*** DATASET CONTENT
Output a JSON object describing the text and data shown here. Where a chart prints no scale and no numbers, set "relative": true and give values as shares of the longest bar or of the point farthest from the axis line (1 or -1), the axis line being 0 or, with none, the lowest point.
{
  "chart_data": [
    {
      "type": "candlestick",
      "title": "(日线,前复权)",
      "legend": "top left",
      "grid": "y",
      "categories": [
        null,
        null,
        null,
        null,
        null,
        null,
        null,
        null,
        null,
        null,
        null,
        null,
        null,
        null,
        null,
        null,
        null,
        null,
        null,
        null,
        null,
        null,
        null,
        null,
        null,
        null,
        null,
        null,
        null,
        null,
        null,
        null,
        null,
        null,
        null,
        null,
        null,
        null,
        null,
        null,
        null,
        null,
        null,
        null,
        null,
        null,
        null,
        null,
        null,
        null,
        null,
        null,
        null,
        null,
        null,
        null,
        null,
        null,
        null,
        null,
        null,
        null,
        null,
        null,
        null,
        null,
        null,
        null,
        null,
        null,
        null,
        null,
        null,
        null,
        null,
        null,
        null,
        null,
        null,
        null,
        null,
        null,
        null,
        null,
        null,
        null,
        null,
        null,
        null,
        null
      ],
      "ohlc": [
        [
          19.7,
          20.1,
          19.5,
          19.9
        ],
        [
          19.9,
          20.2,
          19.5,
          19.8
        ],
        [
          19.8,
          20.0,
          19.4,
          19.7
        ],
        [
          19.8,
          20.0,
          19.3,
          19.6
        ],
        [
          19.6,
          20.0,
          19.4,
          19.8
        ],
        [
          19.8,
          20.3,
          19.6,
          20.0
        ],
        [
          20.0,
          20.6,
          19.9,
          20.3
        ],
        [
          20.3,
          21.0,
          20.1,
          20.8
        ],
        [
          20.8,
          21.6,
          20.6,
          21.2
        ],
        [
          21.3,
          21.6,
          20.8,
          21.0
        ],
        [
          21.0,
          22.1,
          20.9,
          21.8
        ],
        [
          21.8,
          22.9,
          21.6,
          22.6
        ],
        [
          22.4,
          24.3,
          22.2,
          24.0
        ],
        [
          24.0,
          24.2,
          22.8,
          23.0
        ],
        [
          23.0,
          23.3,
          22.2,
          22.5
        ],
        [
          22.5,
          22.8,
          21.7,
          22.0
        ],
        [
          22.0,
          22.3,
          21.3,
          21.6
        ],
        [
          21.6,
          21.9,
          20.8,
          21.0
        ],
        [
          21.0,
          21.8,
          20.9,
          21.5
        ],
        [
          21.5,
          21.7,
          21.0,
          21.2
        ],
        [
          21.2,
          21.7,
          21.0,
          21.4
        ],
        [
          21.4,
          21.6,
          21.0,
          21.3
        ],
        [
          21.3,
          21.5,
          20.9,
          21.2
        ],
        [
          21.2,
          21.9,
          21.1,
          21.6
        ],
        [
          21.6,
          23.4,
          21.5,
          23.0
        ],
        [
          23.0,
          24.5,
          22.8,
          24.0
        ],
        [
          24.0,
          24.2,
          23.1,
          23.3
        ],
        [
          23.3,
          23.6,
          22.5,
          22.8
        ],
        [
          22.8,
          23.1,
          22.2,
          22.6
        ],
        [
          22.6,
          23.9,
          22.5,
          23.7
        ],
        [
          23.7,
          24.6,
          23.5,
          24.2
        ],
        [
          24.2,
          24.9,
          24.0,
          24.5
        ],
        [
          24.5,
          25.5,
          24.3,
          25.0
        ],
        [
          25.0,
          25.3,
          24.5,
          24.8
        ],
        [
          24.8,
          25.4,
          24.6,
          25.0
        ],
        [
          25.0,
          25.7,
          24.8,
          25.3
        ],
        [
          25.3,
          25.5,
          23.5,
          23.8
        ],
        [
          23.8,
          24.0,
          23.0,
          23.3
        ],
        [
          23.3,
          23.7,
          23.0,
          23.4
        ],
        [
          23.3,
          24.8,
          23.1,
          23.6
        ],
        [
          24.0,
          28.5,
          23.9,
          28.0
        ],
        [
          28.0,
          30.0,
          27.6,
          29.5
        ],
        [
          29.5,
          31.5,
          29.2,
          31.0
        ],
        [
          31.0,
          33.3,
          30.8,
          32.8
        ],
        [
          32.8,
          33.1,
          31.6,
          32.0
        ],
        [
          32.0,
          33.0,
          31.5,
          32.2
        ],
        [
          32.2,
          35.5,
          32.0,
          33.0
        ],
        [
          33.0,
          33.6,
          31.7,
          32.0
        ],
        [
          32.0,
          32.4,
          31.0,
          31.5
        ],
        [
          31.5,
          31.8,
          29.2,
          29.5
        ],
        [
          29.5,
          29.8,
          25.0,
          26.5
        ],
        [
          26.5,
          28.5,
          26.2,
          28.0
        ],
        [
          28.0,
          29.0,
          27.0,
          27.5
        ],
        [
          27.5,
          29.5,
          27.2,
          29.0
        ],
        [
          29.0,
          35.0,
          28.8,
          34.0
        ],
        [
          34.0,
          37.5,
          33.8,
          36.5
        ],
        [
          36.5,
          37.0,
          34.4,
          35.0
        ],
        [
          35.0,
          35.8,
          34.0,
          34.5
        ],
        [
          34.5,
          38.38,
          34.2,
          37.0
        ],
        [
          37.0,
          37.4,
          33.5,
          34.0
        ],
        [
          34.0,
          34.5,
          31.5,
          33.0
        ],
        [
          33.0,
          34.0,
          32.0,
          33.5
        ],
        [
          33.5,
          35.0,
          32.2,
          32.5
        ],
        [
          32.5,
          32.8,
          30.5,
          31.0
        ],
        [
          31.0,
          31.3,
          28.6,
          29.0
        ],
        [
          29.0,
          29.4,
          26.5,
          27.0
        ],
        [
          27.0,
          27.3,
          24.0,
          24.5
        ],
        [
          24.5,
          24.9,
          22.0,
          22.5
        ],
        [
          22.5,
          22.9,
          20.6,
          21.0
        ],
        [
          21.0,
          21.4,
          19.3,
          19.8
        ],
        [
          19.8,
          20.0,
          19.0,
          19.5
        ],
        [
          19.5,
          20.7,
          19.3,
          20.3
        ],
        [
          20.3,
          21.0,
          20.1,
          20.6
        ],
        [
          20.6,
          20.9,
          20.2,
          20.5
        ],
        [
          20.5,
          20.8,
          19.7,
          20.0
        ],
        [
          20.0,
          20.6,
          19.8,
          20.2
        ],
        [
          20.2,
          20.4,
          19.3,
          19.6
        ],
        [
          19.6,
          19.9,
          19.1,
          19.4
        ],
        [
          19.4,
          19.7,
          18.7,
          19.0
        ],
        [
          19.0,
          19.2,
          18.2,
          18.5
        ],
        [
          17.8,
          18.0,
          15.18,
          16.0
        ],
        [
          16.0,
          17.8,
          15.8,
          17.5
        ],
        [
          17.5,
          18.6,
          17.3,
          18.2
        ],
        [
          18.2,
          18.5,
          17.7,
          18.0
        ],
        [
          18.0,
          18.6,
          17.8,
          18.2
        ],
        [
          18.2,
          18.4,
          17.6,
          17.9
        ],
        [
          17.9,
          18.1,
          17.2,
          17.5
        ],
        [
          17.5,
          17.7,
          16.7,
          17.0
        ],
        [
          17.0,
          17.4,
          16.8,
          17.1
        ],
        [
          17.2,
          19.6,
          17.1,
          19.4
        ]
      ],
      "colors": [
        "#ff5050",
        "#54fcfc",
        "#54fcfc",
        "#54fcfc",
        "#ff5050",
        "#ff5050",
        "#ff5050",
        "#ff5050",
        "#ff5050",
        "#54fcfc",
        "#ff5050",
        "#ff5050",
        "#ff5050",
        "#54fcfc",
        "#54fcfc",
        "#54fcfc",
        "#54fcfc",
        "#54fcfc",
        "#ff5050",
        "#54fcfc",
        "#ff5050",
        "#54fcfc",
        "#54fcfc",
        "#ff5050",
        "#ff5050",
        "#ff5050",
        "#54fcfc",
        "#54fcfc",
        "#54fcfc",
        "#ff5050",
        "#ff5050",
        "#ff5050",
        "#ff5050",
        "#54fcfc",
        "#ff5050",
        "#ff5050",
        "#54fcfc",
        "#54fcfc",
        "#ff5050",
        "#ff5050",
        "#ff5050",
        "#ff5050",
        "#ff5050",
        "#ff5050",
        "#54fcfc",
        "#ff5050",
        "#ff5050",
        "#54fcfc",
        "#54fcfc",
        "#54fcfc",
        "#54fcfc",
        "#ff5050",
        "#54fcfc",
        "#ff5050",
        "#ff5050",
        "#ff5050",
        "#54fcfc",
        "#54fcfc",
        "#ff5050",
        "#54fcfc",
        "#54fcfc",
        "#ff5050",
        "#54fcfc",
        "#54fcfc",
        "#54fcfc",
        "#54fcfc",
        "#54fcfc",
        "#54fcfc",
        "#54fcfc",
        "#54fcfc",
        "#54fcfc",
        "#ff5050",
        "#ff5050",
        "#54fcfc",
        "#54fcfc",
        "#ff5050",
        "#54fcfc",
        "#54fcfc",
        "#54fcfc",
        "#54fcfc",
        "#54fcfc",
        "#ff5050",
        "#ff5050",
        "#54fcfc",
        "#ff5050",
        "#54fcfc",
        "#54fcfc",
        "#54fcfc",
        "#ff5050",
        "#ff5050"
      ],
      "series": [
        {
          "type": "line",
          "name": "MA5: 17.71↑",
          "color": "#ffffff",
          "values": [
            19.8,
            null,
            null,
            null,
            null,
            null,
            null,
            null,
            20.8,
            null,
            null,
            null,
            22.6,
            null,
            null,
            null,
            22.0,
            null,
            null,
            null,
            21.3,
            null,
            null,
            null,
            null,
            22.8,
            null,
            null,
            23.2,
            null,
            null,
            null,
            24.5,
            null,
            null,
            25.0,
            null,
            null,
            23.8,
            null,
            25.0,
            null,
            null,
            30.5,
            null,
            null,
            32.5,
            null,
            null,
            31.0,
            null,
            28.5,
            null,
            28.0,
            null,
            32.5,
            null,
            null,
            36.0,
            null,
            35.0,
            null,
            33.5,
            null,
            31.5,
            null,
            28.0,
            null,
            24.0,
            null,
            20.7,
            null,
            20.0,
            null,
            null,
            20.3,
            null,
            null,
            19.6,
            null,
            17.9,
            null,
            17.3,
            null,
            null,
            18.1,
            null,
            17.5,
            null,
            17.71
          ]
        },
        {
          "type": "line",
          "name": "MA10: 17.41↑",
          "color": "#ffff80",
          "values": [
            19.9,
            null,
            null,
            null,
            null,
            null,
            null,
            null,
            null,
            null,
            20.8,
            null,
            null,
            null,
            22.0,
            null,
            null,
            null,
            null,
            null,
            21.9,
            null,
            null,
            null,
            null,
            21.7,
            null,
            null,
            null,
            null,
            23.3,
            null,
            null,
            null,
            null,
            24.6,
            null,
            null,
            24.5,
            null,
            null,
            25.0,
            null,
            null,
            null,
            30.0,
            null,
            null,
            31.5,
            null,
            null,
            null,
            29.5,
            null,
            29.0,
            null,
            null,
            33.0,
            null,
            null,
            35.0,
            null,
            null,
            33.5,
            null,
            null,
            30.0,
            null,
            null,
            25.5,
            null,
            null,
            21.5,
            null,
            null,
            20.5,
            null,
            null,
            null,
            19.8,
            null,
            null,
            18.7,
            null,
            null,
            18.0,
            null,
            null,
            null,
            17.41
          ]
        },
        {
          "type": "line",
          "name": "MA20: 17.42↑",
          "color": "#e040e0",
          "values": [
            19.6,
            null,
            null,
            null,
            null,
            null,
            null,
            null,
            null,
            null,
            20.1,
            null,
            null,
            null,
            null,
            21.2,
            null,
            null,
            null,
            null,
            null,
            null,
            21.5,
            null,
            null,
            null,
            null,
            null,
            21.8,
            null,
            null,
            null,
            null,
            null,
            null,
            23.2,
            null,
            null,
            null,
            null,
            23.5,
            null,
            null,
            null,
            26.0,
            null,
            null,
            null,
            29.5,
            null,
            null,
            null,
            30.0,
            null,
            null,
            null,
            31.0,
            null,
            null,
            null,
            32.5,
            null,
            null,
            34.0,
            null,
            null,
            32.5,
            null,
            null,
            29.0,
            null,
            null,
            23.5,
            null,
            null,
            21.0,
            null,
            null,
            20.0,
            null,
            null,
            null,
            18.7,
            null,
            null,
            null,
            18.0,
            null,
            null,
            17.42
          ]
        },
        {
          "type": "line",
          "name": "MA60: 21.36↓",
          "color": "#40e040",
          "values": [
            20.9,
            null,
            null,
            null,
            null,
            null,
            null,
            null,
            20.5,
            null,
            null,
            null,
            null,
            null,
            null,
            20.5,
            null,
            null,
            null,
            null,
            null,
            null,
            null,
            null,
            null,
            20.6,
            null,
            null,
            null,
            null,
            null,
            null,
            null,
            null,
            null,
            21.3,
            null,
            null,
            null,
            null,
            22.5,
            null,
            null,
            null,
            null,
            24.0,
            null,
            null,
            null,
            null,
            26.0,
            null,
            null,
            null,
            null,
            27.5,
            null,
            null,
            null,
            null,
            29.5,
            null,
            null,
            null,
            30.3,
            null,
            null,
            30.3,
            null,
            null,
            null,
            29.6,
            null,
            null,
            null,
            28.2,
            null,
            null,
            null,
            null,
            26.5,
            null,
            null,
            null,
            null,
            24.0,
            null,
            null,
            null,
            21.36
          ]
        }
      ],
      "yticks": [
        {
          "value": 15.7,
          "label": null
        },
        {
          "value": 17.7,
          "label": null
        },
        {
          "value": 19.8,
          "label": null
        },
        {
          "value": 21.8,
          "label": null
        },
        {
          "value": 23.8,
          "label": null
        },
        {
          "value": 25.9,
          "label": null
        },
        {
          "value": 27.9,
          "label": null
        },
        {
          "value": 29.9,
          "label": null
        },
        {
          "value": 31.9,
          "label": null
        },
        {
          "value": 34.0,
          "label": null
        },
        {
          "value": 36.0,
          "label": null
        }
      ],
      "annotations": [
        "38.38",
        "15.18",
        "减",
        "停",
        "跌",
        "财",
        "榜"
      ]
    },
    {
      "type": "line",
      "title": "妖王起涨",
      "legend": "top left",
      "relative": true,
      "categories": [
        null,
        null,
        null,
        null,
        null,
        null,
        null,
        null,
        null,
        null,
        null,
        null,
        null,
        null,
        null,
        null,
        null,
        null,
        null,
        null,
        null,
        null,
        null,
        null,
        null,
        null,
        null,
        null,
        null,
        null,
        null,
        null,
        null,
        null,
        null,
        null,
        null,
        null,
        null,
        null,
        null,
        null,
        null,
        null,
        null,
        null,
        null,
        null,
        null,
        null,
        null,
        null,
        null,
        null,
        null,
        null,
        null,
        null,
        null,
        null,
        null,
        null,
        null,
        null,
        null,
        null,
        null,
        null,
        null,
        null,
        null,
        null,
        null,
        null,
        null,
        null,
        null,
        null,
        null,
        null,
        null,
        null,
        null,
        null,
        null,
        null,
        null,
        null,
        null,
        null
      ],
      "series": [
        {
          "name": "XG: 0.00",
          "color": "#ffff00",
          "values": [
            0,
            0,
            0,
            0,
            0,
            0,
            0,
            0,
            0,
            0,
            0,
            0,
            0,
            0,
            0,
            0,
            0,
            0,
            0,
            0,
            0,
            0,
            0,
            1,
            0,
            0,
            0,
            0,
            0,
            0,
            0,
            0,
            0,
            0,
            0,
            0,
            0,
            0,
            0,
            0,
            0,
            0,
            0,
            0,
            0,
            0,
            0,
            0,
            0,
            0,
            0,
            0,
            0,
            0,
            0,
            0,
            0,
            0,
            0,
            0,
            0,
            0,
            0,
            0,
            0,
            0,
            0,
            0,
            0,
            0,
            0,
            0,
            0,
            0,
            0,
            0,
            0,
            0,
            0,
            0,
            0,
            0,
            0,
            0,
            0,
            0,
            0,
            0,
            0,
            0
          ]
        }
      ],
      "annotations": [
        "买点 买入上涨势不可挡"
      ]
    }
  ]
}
******
Make a copy of each line that contains the string "relative".

Output a JSON object describing the text and data shown here. Where a chart prints no scale and no numbers, set "relative": true and give values as shares of the longest bar or of the point farthest from the axis line (1 or -1), the axis line being 0 or, with none, the lowest point.
      "relative": true,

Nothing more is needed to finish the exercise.